Count how many lines of the data below contain the string "name"; the reply should be that number alone.

Supplied material —
◇ ◇ ◇ ◇ ◇ ◇ ◇

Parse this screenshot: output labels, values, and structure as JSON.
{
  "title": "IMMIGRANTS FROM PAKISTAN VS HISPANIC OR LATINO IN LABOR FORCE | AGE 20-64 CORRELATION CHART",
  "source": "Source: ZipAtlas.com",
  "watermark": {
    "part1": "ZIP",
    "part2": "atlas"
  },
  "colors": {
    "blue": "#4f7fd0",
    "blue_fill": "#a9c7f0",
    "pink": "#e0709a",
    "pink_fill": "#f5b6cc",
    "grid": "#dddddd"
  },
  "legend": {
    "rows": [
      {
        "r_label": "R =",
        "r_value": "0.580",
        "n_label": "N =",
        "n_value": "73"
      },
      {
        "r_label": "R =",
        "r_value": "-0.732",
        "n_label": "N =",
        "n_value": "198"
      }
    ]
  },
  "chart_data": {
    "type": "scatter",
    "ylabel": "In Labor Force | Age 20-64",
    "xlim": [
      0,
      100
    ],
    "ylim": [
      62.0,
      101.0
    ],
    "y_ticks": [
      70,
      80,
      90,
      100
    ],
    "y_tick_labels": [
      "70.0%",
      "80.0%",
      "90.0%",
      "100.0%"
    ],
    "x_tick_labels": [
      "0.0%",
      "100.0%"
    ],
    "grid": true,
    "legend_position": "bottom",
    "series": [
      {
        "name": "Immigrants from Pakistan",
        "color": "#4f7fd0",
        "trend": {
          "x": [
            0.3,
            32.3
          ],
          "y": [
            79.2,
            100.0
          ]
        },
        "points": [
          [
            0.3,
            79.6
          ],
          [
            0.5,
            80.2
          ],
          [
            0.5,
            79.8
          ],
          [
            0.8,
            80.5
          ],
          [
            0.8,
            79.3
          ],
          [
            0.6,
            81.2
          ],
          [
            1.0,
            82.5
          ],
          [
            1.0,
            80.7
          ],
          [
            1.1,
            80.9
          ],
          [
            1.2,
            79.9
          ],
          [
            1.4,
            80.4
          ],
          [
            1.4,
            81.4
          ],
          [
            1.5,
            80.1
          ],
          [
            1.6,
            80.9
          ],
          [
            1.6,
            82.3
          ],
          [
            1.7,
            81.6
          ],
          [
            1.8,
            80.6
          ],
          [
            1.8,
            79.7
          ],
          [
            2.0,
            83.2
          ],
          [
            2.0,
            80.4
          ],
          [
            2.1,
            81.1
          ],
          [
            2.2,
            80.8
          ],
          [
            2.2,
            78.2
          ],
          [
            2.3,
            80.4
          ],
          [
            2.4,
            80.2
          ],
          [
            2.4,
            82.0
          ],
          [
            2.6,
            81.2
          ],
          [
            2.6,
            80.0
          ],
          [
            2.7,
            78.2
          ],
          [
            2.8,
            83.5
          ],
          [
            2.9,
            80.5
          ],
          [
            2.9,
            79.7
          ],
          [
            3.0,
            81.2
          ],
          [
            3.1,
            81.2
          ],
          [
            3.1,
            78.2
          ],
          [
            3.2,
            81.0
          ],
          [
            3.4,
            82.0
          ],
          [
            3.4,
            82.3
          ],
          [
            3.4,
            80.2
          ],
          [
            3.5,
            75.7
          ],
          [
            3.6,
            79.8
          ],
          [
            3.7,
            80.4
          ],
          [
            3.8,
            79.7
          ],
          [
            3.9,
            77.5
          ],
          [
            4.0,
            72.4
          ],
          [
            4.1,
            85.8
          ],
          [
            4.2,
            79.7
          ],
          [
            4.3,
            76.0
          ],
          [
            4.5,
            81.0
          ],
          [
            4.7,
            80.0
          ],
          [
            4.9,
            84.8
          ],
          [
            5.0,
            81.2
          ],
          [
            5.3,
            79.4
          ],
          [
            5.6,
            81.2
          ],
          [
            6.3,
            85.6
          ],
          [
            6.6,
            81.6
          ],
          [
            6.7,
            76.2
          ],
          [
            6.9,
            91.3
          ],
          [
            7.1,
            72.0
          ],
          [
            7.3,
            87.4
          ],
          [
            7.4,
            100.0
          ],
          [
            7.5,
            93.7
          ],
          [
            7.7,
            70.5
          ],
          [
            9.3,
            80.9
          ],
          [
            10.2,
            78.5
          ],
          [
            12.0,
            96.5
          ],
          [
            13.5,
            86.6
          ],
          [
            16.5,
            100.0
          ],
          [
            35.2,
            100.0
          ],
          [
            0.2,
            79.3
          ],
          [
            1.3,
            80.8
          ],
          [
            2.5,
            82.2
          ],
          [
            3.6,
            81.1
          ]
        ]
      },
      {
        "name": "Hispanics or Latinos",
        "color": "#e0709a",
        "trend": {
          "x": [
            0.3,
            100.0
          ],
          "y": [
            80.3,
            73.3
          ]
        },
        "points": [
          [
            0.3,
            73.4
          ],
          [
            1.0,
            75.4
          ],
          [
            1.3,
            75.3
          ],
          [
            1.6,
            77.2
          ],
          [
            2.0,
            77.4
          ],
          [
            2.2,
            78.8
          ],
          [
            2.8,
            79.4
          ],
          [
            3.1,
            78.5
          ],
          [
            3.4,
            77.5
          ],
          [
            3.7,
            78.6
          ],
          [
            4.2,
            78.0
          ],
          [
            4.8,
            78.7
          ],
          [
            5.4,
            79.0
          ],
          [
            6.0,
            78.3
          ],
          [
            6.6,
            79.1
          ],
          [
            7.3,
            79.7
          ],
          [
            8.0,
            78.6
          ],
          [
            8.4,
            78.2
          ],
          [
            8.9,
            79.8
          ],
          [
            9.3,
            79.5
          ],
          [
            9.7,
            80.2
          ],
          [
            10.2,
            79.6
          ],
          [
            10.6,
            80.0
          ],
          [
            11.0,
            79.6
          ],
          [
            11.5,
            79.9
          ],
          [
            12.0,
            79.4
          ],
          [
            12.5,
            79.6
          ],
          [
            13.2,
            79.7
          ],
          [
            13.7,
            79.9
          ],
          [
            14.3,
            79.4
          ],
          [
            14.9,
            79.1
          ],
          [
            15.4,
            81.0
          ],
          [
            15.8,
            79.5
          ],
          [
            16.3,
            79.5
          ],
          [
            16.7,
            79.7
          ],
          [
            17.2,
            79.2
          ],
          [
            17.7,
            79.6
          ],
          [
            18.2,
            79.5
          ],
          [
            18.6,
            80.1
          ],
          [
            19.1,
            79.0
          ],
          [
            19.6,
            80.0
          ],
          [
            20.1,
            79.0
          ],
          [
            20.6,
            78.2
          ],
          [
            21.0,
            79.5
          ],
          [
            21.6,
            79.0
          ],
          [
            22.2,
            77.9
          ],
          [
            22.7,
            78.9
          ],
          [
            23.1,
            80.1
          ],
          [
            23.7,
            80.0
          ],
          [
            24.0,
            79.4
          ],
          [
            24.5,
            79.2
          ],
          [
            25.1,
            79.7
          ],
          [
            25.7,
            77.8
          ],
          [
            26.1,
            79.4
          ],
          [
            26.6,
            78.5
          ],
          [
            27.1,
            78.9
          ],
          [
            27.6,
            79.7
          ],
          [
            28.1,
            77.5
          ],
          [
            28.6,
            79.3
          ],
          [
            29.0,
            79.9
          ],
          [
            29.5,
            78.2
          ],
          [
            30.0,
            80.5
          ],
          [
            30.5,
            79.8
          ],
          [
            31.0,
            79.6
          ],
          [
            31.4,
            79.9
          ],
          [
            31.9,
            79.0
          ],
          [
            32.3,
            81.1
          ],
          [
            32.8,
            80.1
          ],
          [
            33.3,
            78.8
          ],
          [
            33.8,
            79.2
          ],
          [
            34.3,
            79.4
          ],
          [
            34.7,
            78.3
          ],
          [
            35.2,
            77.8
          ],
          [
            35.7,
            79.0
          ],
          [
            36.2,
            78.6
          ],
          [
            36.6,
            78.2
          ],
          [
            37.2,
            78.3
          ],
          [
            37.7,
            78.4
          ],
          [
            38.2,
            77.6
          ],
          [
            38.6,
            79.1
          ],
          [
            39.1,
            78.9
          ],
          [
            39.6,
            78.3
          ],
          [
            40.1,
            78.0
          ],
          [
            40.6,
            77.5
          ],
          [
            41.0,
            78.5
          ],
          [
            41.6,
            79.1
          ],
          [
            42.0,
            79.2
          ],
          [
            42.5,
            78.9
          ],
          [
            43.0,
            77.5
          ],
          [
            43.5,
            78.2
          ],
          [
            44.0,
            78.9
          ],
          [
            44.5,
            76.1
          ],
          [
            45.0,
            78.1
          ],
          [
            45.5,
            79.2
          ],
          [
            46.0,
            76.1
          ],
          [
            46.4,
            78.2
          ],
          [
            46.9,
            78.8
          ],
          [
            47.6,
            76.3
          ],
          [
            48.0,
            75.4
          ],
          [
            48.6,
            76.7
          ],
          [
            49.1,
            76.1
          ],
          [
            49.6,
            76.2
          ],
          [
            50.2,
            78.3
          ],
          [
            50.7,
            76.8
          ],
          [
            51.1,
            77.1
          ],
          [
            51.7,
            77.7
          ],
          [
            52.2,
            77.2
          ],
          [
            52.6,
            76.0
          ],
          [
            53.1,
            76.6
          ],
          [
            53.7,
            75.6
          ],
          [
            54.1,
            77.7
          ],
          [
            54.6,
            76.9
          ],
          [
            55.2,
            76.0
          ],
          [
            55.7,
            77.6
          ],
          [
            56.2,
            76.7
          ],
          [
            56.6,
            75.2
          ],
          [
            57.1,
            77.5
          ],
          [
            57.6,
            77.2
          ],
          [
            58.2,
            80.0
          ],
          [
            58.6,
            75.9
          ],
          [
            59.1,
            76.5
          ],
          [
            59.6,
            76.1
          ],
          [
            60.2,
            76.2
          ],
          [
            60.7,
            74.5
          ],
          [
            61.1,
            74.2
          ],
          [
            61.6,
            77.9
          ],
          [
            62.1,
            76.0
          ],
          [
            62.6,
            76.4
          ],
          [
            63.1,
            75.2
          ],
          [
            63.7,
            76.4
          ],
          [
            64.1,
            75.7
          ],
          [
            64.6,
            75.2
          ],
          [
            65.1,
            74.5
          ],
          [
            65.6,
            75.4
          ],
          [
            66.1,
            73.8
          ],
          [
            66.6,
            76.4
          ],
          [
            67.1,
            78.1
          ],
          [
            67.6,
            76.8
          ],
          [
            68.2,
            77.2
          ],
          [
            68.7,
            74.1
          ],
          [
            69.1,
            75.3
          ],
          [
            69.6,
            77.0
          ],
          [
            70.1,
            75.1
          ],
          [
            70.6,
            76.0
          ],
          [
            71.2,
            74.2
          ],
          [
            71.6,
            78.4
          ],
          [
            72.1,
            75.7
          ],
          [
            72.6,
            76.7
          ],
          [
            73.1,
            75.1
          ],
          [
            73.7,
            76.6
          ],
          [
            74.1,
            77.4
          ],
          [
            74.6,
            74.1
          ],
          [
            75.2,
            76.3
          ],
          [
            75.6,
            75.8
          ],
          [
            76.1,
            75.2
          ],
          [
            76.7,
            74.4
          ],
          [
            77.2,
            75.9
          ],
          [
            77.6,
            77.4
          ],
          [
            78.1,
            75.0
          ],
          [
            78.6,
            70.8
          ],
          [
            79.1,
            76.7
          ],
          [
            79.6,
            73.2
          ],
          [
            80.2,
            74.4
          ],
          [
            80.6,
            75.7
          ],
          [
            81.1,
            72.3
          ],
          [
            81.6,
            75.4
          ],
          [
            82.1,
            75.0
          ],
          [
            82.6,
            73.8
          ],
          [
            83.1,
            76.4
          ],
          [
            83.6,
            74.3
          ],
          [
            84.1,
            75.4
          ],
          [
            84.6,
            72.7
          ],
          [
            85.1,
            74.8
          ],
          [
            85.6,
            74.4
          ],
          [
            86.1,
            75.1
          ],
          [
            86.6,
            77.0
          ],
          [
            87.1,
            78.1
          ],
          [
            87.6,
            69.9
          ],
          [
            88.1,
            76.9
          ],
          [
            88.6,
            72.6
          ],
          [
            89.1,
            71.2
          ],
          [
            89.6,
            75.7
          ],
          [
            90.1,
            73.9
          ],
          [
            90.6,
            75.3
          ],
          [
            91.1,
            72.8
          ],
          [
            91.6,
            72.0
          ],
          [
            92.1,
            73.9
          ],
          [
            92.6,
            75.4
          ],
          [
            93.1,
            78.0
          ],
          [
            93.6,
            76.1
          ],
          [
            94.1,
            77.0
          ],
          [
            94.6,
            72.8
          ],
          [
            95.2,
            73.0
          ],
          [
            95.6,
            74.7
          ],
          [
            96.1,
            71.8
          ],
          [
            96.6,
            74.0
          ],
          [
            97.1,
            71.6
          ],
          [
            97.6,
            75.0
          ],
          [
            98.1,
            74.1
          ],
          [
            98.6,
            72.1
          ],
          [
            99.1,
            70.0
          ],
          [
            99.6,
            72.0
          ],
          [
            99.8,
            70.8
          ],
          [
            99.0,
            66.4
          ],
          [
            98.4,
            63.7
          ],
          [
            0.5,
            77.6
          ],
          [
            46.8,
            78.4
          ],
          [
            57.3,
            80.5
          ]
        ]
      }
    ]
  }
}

◇ ◇ ◇ ◇ ◇ ◇ ◇

Written answer —
2